**Information shown**
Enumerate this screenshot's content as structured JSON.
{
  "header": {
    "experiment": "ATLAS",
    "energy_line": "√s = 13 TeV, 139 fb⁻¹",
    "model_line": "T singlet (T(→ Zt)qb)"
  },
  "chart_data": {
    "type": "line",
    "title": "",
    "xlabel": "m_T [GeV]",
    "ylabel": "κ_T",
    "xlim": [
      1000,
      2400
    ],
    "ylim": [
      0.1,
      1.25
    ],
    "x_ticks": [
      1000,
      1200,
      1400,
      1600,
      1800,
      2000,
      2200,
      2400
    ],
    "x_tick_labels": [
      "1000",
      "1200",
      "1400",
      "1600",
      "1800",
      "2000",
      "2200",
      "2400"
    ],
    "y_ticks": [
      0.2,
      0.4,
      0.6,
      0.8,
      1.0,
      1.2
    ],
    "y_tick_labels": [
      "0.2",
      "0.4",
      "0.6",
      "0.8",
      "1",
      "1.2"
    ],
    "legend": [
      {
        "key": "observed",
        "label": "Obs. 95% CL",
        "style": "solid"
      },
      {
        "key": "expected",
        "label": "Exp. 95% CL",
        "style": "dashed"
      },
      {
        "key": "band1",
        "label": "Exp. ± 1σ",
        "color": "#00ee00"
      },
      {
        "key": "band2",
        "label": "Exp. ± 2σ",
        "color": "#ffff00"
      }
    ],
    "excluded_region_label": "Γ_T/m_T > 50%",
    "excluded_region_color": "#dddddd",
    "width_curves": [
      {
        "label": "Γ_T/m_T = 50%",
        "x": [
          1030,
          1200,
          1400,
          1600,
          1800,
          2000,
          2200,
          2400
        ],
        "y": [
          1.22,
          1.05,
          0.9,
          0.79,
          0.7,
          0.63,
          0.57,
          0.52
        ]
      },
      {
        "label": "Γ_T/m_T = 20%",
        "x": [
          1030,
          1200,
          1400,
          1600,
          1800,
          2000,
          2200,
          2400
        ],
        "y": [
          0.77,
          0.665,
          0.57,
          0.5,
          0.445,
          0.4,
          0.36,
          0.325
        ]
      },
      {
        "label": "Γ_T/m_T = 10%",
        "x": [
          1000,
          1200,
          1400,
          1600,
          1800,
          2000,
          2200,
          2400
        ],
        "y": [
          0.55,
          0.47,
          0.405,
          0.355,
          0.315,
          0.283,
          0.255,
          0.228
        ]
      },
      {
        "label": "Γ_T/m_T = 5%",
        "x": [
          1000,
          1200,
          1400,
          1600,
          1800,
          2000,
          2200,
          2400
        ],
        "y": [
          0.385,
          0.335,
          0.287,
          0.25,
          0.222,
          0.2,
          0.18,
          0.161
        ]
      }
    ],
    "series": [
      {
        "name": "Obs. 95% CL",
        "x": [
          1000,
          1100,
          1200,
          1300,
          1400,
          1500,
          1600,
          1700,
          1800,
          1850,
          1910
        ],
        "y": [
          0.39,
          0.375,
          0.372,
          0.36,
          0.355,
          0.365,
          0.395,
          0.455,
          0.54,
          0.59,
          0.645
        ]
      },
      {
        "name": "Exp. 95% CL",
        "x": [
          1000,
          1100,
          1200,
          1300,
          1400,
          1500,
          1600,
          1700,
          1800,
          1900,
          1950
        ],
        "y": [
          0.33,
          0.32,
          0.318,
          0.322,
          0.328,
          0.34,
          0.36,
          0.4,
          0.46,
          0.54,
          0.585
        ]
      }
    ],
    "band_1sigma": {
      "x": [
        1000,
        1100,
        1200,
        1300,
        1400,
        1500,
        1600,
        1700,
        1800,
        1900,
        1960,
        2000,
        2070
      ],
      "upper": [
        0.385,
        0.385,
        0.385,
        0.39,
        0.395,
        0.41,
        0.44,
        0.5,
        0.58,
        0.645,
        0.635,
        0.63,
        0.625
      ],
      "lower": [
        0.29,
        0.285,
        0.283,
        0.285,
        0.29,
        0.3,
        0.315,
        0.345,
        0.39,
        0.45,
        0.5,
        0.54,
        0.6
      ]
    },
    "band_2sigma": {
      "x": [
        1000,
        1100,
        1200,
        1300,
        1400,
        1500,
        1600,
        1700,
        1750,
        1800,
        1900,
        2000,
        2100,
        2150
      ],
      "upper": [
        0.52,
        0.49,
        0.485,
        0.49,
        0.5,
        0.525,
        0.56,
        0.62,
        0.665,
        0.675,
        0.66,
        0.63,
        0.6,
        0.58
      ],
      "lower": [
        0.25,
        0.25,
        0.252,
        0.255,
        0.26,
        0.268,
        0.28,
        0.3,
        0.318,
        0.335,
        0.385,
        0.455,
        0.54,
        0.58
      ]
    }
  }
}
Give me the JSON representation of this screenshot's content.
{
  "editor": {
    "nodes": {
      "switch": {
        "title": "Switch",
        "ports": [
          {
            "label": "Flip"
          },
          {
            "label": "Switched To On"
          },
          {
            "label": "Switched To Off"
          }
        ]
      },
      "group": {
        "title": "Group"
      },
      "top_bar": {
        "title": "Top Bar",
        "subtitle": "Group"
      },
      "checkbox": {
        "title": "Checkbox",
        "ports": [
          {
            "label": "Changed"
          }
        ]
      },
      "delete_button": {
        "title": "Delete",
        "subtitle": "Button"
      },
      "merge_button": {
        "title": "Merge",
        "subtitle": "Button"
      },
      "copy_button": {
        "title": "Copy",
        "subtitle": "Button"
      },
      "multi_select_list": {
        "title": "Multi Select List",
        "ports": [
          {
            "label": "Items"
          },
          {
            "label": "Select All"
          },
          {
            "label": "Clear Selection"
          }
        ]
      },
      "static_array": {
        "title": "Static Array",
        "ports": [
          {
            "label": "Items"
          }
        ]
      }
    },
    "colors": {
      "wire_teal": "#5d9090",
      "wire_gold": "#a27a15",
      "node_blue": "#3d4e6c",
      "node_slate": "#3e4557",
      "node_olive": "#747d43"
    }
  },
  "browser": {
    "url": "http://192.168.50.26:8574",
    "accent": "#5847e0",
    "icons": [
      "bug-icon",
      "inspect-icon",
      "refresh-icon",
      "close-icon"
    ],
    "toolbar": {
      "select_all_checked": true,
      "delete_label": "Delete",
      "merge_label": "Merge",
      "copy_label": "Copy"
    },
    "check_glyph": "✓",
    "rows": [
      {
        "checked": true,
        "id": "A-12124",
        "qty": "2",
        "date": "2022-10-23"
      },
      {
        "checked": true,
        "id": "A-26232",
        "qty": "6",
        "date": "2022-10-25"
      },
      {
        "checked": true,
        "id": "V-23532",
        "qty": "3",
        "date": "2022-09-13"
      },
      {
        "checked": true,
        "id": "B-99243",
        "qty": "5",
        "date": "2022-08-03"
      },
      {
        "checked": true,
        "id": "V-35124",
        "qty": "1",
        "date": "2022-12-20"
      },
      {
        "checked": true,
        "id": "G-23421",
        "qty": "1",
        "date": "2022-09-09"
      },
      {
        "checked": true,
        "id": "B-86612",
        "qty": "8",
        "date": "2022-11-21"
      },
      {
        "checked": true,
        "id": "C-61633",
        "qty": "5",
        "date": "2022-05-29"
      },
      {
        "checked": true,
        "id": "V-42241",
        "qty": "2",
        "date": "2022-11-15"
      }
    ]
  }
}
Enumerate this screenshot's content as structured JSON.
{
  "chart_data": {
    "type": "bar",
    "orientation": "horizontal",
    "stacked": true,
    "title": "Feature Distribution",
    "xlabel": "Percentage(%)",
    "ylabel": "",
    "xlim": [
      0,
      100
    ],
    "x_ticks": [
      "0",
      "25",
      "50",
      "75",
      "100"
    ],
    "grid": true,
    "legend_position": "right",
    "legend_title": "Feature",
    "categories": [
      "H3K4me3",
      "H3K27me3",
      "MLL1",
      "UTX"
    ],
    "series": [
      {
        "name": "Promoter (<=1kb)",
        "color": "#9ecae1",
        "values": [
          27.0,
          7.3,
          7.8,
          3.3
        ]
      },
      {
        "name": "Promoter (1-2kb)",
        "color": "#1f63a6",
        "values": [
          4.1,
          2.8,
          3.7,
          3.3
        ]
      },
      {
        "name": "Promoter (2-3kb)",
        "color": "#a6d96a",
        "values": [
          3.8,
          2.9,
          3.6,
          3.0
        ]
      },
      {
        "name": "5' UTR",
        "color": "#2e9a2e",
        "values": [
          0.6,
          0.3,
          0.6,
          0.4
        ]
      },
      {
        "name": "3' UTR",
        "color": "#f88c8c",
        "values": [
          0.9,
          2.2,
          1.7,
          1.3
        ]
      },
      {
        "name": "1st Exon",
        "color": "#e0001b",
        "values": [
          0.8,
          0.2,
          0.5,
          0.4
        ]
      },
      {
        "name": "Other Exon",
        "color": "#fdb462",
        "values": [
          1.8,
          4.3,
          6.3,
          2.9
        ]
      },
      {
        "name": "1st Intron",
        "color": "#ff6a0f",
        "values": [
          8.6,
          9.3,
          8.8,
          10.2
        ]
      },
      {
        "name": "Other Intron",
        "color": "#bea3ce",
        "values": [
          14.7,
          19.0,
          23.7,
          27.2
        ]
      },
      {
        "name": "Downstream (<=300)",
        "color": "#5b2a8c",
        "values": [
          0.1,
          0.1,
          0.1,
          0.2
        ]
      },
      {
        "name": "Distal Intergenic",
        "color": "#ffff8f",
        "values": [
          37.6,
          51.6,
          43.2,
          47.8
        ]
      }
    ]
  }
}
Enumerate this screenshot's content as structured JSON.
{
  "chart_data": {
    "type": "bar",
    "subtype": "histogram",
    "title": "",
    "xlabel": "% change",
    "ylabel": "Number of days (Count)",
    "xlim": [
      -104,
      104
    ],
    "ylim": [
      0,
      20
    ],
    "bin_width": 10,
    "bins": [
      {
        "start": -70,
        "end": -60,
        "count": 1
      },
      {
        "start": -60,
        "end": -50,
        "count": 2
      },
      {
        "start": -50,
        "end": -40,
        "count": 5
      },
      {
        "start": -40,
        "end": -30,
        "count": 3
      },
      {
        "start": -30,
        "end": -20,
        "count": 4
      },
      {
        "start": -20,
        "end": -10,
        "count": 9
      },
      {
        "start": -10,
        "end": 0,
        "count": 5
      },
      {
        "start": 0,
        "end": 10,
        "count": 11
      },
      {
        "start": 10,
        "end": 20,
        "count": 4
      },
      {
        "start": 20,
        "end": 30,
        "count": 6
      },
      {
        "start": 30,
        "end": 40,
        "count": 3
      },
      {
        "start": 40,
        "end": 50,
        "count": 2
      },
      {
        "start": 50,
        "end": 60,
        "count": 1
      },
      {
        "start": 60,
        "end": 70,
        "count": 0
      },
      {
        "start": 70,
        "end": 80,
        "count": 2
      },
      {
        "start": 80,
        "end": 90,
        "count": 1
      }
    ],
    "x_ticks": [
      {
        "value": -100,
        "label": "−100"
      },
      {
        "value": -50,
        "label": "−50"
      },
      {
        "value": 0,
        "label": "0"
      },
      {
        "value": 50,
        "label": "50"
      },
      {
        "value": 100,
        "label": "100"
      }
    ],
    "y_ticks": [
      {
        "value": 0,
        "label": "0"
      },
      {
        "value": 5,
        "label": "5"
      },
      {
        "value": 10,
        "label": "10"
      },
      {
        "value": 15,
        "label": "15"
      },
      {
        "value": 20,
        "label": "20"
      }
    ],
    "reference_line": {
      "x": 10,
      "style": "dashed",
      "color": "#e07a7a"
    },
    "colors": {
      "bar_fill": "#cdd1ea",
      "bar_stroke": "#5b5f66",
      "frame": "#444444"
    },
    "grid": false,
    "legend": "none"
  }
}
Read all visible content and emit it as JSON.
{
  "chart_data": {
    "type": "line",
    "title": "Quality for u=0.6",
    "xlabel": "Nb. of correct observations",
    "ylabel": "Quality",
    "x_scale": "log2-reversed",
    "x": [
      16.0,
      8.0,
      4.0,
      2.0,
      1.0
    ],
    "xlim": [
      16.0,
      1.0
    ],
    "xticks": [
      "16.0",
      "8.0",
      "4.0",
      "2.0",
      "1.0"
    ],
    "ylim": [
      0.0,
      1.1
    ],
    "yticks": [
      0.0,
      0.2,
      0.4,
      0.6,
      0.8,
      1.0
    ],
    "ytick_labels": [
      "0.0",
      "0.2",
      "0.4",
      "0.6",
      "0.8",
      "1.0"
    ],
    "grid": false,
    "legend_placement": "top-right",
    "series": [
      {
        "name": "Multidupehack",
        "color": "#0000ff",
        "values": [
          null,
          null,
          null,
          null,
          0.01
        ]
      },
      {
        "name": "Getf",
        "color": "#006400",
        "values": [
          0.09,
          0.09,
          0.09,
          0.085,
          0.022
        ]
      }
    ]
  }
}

**Exercise**
Every line from the one containing "Read all visible content and emit it as JSON." through the last line must be copied exactly; leave out the rest.

**Exercise answer**
Read all visible content and emit it as JSON.
{
  "chart_data": {
    "type": "line",
    "title": "Quality for u=0.6",
    "xlabel": "Nb. of correct observations",
    "ylabel": "Quality",
    "x_scale": "log2-reversed",
    "x": [
      16.0,
      8.0,
      4.0,
      2.0,
      1.0
    ],
    "xlim": [
      16.0,
      1.0
    ],
    "xticks": [
      "16.0",
      "8.0",
      "4.0",
      "2.0",
      "1.0"
    ],
    "ylim": [
      0.0,
      1.1
    ],
    "yticks": [
      0.0,
      0.2,
      0.4,
      0.6,
      0.8,
      1.0
    ],
    "ytick_labels": [
      "0.0",
      "0.2",
      "0.4",
      "0.6",
      "0.8",
      "1.0"
    ],
    "grid": false,
    "legend_placement": "top-right",
    "series": [
      {
        "name": "Multidupehack",
        "color": "#0000ff",
        "values": [
          null,
          null,
          null,
          null,
          0.01
        ]
      },
      {
        "name": "Getf",
        "color": "#006400",
        "values": [
          0.09,
          0.09,
          0.09,
          0.085,
          0.022
        ]
      }
    ]
  }
}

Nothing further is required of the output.